= What you need to do =
Leave the pictures out and print every record below exactly as it stands.

Collected data
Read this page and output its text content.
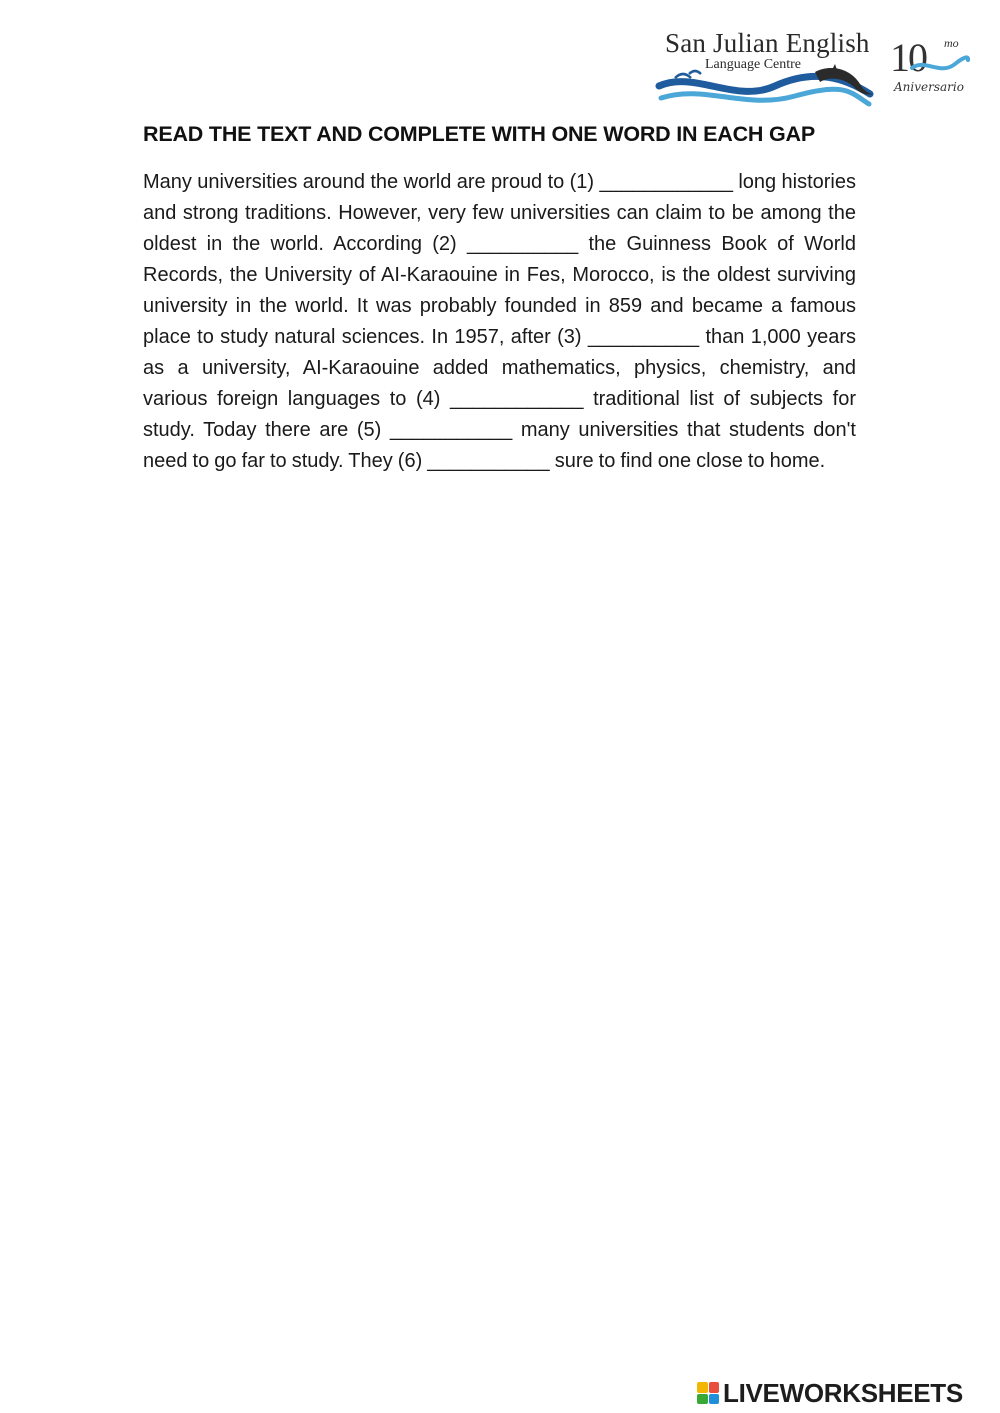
San Julian English
Language Centre 10 mo
Aniversario
READ THE TEXT AND COMPLETE WITH ONE WORD IN EACH GAP

Many universities around the world are proud to (1) ____________ long histories and strong traditions. However, very few universities can claim to be among the oldest in the world. According (2) __________ the Guinness Book of World Records, the University of AI-Karaouine in Fes, Morocco, is the oldest surviving university in the world. It was probably founded in 859 and became a famous place to study natural sciences. In 1957, after (3) __________ than 1,000 years as a university, AI-Karaouine added mathematics, physics, chemistry, and various foreign languages to (4) ____________ traditional list of subjects for study. Today there are (5) ___________ many universities that students don't need to go far to study. They (6) ___________ sure to find one close to home.

LIVEWORKSHEETS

= Finished exercise =
Read this page and output its text content.
San Julian English
Language Centre 10 mo
Aniversario
READ THE TEXT AND COMPLETE WITH ONE WORD IN EACH GAP

Many universities around the world are proud to (1) ____________ long histories and strong traditions. However, very few universities can claim to be among the oldest in the world. According (2) __________ the Guinness Book of World Records, the University of AI-Karaouine in Fes, Morocco, is the oldest surviving university in the world. It was probably founded in 859 and became a famous place to study natural sciences. In 1957, after (3) __________ than 1,000 years as a university, AI-Karaouine added mathematics, physics, chemistry, and various foreign languages to (4) ____________ traditional list of subjects for study. Today there are (5) ___________ many universities that students don't need to go far to study. They (6) ___________ sure to find one close to home.

LIVEWORKSHEETS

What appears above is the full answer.